Put every line of the records below into a Markdown table with the columns No. and Text, numbering the rows in order and leaving out blank lines and any pictures.

*** RECORDS TO PROCESS ***

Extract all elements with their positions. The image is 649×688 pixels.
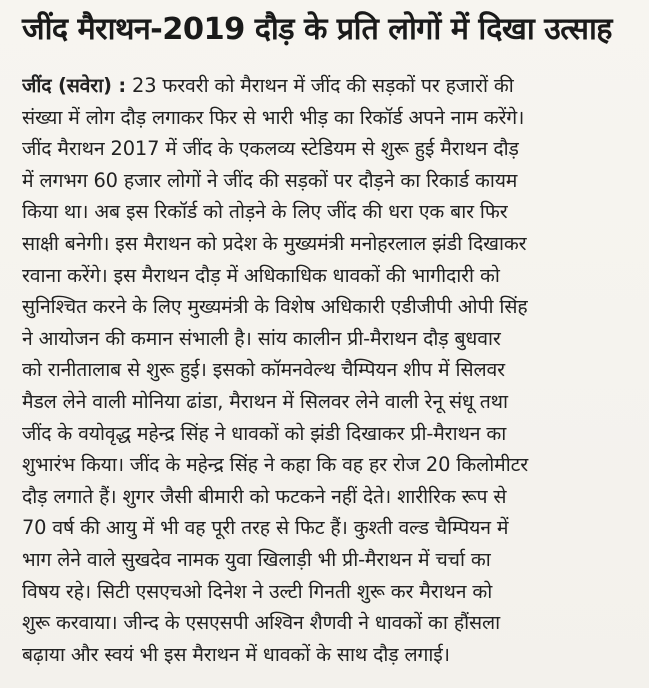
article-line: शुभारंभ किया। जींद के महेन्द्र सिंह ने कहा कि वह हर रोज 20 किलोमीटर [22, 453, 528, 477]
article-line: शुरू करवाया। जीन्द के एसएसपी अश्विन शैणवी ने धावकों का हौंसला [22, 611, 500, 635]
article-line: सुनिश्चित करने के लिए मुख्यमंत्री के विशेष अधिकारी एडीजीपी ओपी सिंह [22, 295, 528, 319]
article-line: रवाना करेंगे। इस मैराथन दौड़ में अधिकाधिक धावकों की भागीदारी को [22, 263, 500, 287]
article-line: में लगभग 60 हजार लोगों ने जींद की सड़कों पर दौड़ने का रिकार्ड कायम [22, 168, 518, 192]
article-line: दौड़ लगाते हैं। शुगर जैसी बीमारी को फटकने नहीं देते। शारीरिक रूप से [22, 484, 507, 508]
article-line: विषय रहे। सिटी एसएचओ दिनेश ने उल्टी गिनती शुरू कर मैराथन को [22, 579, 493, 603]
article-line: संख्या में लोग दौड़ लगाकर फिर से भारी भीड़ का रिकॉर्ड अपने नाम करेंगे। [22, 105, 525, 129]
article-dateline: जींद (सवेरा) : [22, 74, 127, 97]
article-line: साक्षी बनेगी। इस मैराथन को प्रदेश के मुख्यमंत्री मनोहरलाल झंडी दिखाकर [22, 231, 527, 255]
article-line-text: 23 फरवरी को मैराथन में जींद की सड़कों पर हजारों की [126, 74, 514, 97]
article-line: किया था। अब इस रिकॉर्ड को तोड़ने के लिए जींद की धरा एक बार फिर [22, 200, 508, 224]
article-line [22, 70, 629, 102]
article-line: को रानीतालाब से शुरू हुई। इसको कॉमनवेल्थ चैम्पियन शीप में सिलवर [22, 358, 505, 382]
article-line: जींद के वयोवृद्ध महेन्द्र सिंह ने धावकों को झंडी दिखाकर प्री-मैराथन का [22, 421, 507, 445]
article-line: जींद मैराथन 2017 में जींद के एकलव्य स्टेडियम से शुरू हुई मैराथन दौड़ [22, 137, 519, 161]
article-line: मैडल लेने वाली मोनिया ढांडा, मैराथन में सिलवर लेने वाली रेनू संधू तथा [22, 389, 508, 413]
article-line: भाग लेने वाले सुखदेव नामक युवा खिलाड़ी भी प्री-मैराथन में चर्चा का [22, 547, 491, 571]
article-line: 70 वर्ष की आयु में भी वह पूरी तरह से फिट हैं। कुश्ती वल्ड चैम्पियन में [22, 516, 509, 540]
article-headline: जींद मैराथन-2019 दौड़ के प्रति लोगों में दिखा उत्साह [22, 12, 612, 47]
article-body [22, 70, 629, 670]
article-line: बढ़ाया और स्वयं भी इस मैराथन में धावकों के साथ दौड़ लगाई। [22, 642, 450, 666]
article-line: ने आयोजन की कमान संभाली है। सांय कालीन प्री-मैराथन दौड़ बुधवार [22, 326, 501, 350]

***

* THE REPLY
| No. | Text |
|---|---|
| 1 | Extract all elements with their positions. The image is 649×688 pixels. |
| 2 | article-line: शुभारंभ किया। जींद के महेन्द्र सिंह ने कहा कि वह हर रोज 20 किलोमीटर [22, 453, 528, 477] |
| 3 | article-line: शुरू करवाया। जीन्द के एसएसपी अश्विन शैणवी ने धावकों का हौंसला [22, 611, 500, 635] |
| 4 | article-line: सुनिश्चित करने के लिए मुख्यमंत्री के विशेष अधिकारी एडीजीपी ओपी सिंह [22, 295, 528, 319] |
| 5 | article-line: रवाना करेंगे। इस मैराथन दौड़ में अधिकाधिक धावकों की भागीदारी को [22, 263, 500, 287] |
| 6 | article-line: में लगभग 60 हजार लोगों ने जींद की सड़कों पर दौड़ने का रिकार्ड कायम [22, 168, 518, 192] |
| 7 | article-line: दौड़ लगाते हैं। शुगर जैसी बीमारी को फटकने नहीं देते। शारीरिक रूप से [22, 484, 507, 508] |
| 8 | article-line: विषय रहे। सिटी एसएचओ दिनेश ने उल्टी गिनती शुरू कर मैराथन को [22, 579, 493, 603] |
| 9 | article-line: संख्या में लोग दौड़ लगाकर फिर से भारी भीड़ का रिकॉर्ड अपने नाम करेंगे। [22, 105, 525, 129] |
| 10 | article-dateline: जींद (सवेरा) : [22, 74, 127, 97] |
| 11 | article-line: साक्षी बनेगी। इस मैराथन को प्रदेश के मुख्यमंत्री मनोहरलाल झंडी दिखाकर [22, 231, 527, 255] |
| 12 | article-line-text: 23 फरवरी को मैराथन में जींद की सड़कों पर हजारों की [126, 74, 514, 97] |
| 13 | article-line: किया था। अब इस रिकॉर्ड को तोड़ने के लिए जींद की धरा एक बार फिर [22, 200, 508, 224] |
| 14 | article-line [22, 70, 629, 102] |
| 15 | article-line: को रानीतालाब से शुरू हुई। इसको कॉमनवेल्थ चैम्पियन शीप में सिलवर [22, 358, 505, 382] |
| 16 | article-line: जींद के वयोवृद्ध महेन्द्र सिंह ने धावकों को झंडी दिखाकर प्री-मैराथन का [22, 421, 507, 445] |
| 17 | article-line: जींद मैराथन 2017 में जींद के एकलव्य स्टेडियम से शुरू हुई मैराथन दौड़ [22, 137, 519, 161] |
| 18 | article-line: मैडल लेने वाली मोनिया ढांडा, मैराथन में सिलवर लेने वाली रेनू संधू तथा [22, 389, 508, 413] |
| 19 | article-line: भाग लेने वाले सुखदेव नामक युवा खिलाड़ी भी प्री-मैराथन में चर्चा का [22, 547, 491, 571] |
| 20 | article-line: 70 वर्ष की आयु में भी वह पूरी तरह से फिट हैं। कुश्ती वल्ड चैम्पियन में [22, 516, 509, 540] |
| 21 | article-headline: जींद मैराथन-2019 दौड़ के प्रति लोगों में दिखा उत्साह [22, 12, 612, 47] |
| 22 | article-body [22, 70, 629, 670] |
| 23 | article-line: बढ़ाया और स्वयं भी इस मैराथन में धावकों के साथ दौड़ लगाई। [22, 642, 450, 666] |
| 24 | article-line: ने आयोजन की कमान संभाली है। सांय कालीन प्री-मैराथन दौड़ बुधवार [22, 326, 501, 350] |